**What you are asked to do**
Each line in the entries below that holds the string "TARYO" is to be listed.

**Exercise data**
^^^^
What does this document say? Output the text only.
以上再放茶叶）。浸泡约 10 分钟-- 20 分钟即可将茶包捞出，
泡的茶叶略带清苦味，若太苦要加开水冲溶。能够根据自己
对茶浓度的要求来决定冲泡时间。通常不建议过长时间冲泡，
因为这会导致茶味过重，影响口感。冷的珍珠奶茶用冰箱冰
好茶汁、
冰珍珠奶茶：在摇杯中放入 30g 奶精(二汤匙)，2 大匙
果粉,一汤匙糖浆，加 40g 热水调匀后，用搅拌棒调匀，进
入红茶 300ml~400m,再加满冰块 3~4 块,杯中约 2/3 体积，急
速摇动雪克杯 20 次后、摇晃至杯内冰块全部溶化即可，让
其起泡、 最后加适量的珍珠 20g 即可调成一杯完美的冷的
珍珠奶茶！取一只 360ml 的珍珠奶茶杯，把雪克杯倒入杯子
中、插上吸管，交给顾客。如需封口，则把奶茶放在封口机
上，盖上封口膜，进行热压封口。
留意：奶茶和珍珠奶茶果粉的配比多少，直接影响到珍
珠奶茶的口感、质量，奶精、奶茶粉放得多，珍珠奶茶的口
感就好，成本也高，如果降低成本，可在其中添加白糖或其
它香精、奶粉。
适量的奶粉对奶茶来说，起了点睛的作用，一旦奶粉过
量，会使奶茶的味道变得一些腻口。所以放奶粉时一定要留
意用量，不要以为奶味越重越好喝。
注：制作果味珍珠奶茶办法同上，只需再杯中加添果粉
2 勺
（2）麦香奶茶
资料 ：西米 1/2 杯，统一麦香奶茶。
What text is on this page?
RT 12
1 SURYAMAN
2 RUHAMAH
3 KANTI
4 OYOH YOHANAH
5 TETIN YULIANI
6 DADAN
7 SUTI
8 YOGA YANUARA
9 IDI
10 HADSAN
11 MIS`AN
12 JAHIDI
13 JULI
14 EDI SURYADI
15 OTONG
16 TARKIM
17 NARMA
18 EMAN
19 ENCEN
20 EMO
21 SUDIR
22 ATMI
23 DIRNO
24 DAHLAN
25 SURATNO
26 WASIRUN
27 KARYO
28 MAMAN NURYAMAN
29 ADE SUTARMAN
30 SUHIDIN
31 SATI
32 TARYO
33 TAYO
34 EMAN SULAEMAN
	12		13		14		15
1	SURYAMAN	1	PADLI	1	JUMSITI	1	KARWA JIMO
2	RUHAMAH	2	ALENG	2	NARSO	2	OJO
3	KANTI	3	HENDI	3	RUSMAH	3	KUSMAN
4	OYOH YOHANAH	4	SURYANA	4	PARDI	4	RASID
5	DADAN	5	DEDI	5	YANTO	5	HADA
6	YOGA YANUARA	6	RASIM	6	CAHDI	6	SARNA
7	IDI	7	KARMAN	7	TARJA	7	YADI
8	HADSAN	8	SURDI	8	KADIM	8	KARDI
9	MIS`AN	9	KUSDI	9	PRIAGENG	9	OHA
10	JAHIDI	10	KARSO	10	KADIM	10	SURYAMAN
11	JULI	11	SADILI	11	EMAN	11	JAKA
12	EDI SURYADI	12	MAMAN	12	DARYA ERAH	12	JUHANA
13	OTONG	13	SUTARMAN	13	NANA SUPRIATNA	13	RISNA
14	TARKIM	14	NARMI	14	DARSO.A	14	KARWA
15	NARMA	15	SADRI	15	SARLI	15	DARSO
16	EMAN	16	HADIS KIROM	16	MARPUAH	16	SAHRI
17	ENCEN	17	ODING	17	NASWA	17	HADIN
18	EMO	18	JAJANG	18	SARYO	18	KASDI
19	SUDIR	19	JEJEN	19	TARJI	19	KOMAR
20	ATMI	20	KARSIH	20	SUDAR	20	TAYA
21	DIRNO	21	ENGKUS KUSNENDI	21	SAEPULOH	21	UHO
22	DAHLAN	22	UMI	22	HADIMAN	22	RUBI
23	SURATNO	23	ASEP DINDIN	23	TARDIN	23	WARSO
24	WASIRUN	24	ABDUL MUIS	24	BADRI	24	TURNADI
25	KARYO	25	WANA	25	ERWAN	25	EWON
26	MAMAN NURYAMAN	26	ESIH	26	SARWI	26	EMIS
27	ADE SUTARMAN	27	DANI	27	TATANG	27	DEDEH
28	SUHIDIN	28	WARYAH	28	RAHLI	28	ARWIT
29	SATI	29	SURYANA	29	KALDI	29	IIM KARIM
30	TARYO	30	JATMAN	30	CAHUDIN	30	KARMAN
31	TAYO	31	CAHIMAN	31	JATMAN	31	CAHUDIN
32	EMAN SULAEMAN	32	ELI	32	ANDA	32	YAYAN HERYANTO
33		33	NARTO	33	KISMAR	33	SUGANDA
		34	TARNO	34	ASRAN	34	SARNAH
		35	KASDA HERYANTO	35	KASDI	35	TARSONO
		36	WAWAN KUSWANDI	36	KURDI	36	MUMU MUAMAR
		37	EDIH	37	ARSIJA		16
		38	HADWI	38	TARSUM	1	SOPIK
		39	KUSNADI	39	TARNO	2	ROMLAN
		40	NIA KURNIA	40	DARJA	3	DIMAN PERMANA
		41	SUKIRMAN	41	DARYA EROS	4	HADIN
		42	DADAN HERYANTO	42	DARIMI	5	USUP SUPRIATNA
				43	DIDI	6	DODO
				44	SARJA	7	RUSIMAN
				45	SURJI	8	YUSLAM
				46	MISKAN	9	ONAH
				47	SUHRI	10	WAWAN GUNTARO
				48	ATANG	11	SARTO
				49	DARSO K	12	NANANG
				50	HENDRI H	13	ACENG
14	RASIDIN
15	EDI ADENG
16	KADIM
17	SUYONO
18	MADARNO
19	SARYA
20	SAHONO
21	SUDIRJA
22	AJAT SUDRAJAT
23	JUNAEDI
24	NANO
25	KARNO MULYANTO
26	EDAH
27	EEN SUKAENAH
^^^^
**Task response**
32 TARYO
30	TARYO	30	JATMAN	30	CAHUDIN	30	KARMAN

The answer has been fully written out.